--- Stated goal ---
Find each line with the string "product" and copy it.

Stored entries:
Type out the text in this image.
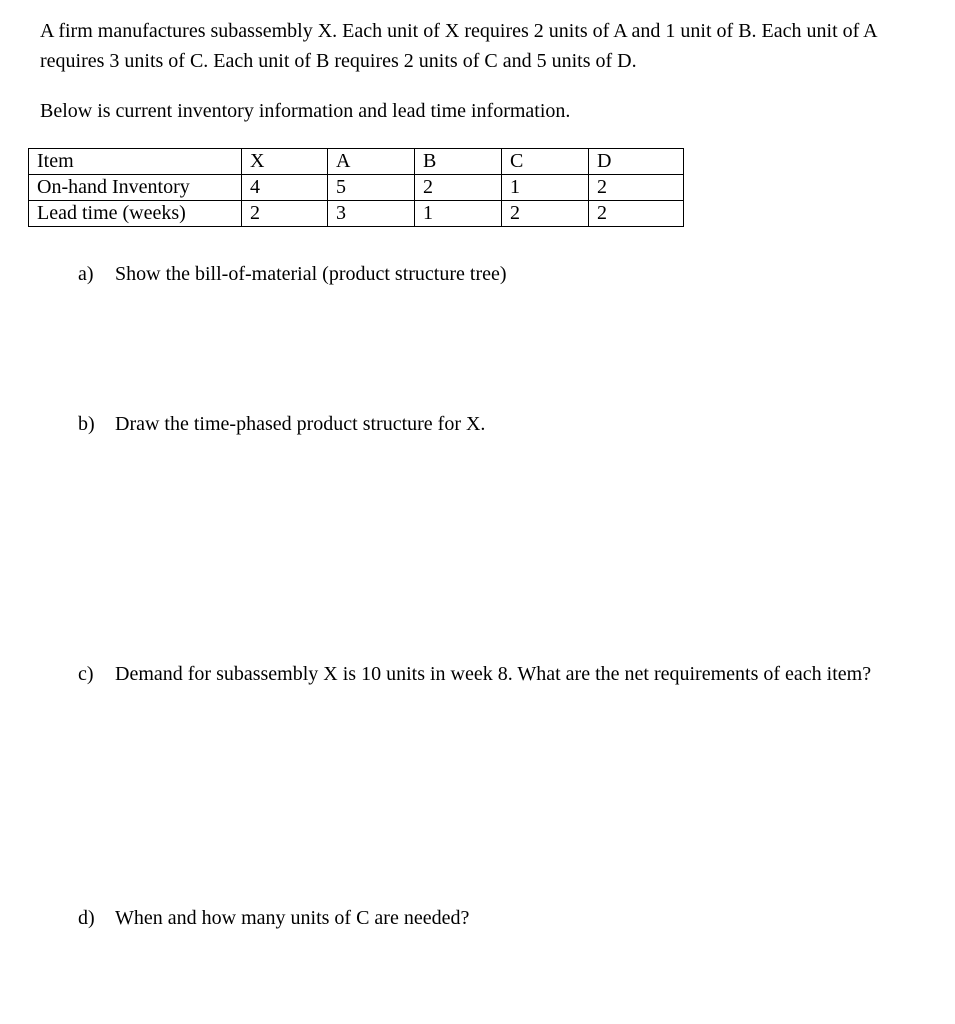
A firm manufactures subassembly X. Each unit of X requires 2 units of A and 1 unit of B. Each unit of A requires 3 units of C. Each unit of B requires 2 units of C and 5 units of D.

Below is current inventory information and lead time information.

Item	X	A	B	C	D
On-hand Inventory	4	5	2	1	2
Lead time (weeks)	2	3	1	2	2
a)	Show the bill-of-material (product structure tree)
b)	Draw the time-phased product structure for X.
c)	Demand for subassembly X is 10 units in week 8. What are the net requirements of each item?
d)	When and how many units of C are needed?
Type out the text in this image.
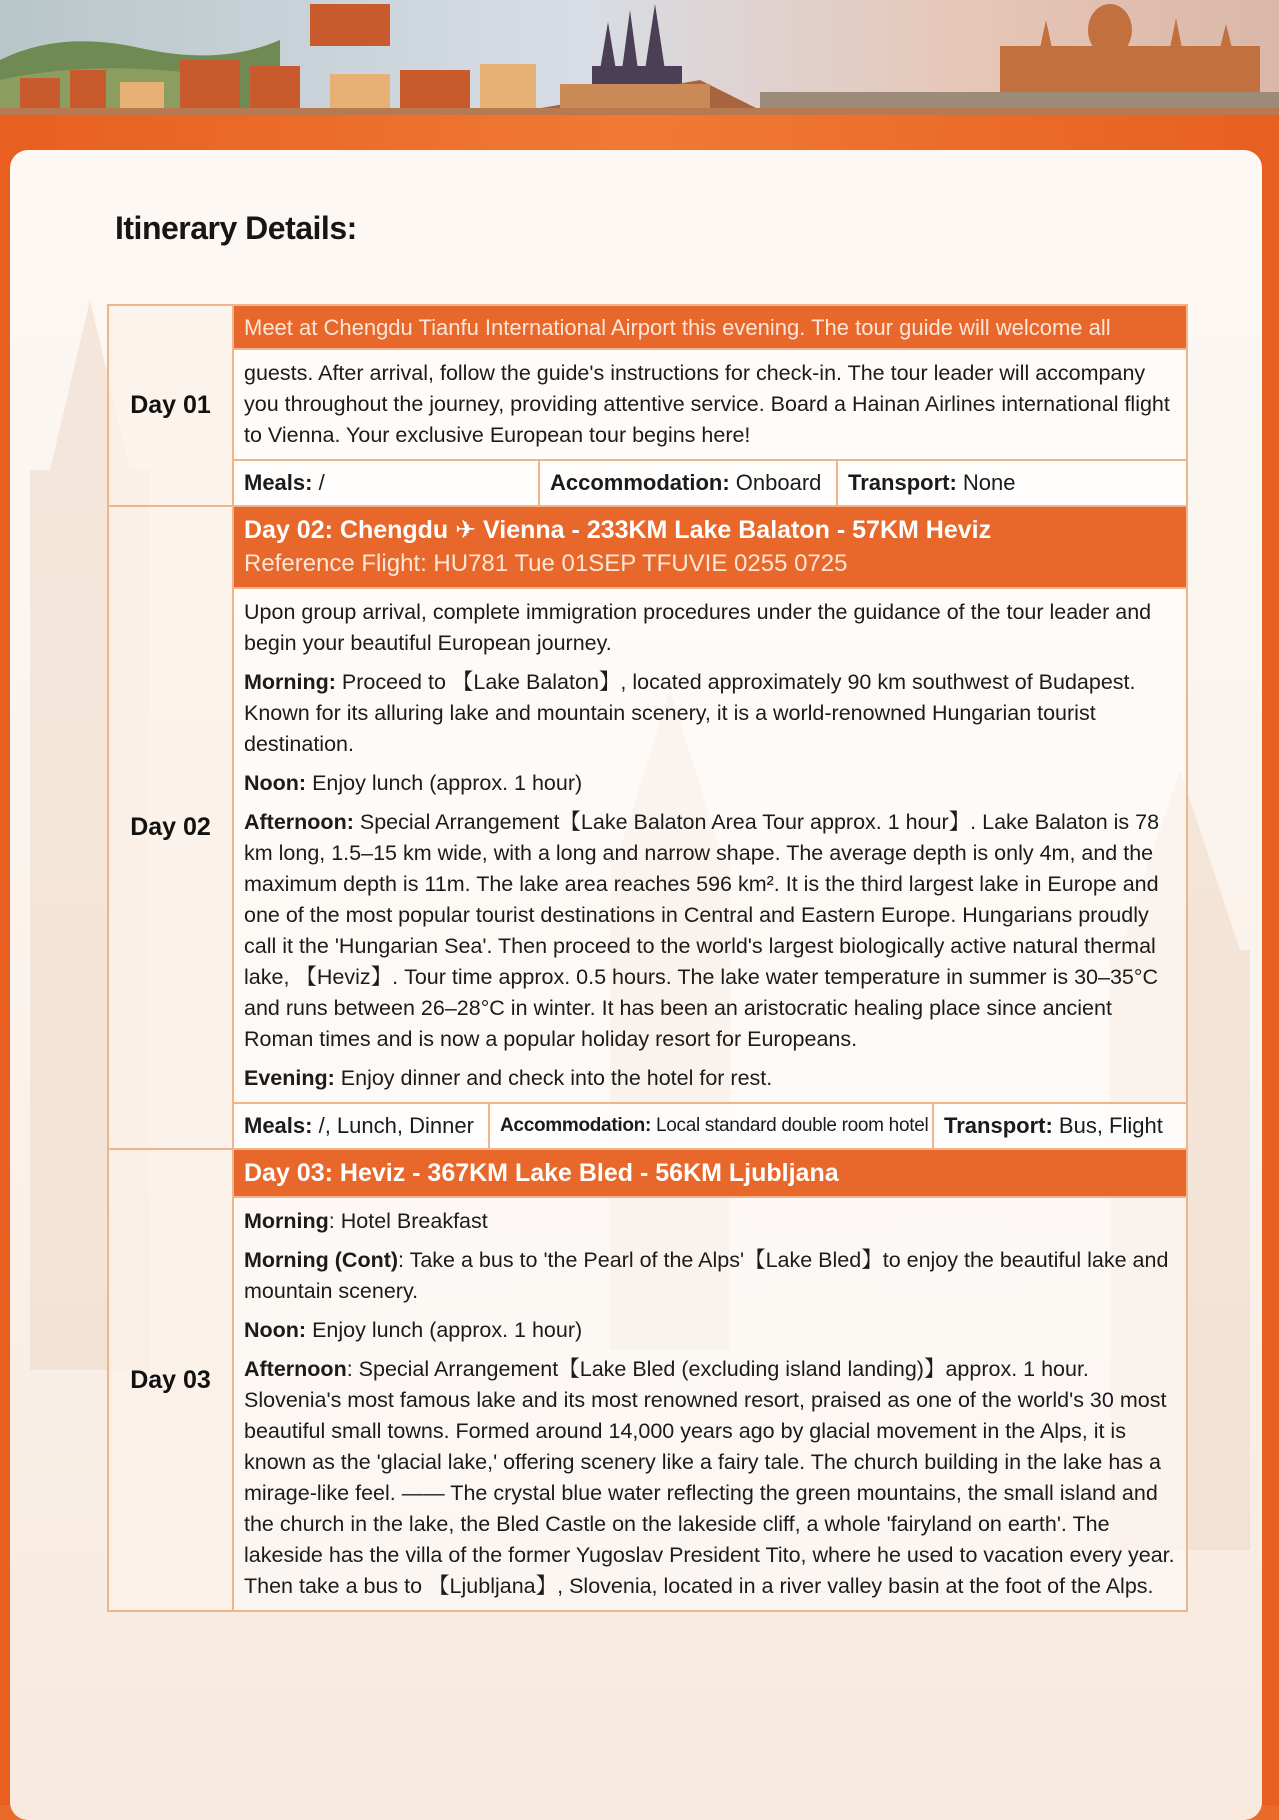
Itinerary Details:
Day 01
Meet at Chengdu Tianfu International Airport this evening. The tour guide will welcome all

guests. After arrival, follow the guide's instructions for check-in. The tour leader will accompany you throughout the journey, providing attentive service. Board a Hainan Airlines international flight to Vienna. Your exclusive European tour begins here!

Meals: /	Accommodation: Onboard	Transport: None
Day 02
Day 02: Chengdu ✈ Vienna - 233KM Lake Balaton - 57KM Heviz
Reference Flight: HU781 Tue 01SEP TFUVIE 0255 0725

Upon group arrival, complete immigration procedures under the guidance of the tour leader and begin your beautiful European journey.

Morning: Proceed to 【Lake Balaton】, located approximately 90 km southwest of Budapest. Known for its alluring lake and mountain scenery, it is a world-renowned Hungarian tourist destination.

Noon: Enjoy lunch (approx. 1 hour)

Afternoon: Special Arrangement【Lake Balaton Area Tour approx. 1 hour】. Lake Balaton is 78 km long, 1.5–15 km wide, with a long and narrow shape. The average depth is only 4m, and the maximum depth is 11m. The lake area reaches 596 km². It is the third largest lake in Europe and one of the most popular tourist destinations in Central and Eastern Europe. Hungarians proudly call it the 'Hungarian Sea'. Then proceed to the world's largest biologically active natural thermal lake, 【Heviz】. Tour time approx. 0.5 hours. The lake water temperature in summer is 30–35°C and runs between 26–28°C in winter. It has been an aristocratic healing place since ancient Roman times and is now a popular holiday resort for Europeans.

Evening: Enjoy dinner and check into the hotel for rest.

Meals: /, Lunch, Dinner	Accommodation: Local standard double room hotel Transport: Bus, Flight
Day 03
Day 03: Heviz - 367KM Lake Bled - 56KM Ljubljana

Morning: Hotel Breakfast

Morning (Cont): Take a bus to 'the Pearl of the Alps'【Lake Bled】to enjoy the beautiful lake and mountain scenery.

Noon: Enjoy lunch (approx. 1 hour)

Afternoon: Special Arrangement【Lake Bled (excluding island landing)】approx. 1 hour. Slovenia's most famous lake and its most renowned resort, praised as one of the world's 30 most beautiful small towns. Formed around 14,000 years ago by glacial movement in the Alps, it is known as the 'glacial lake,' offering scenery like a fairy tale. The church building in the lake has a mirage-like feel. —— The crystal blue water reflecting the green mountains, the small island and the church in the lake, the Bled Castle on the lakeside cliff, a whole 'fairyland on earth'. The lakeside has the villa of the former Yugoslav President Tito, where he used to vacation every year. Then take a bus to 【Ljubljana】, Slovenia, located in a river valley basin at the foot of the Alps.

--- Task output ---
a)	Show the bill-of-material (product structure tree)
b)	Draw the time-phased product structure for X.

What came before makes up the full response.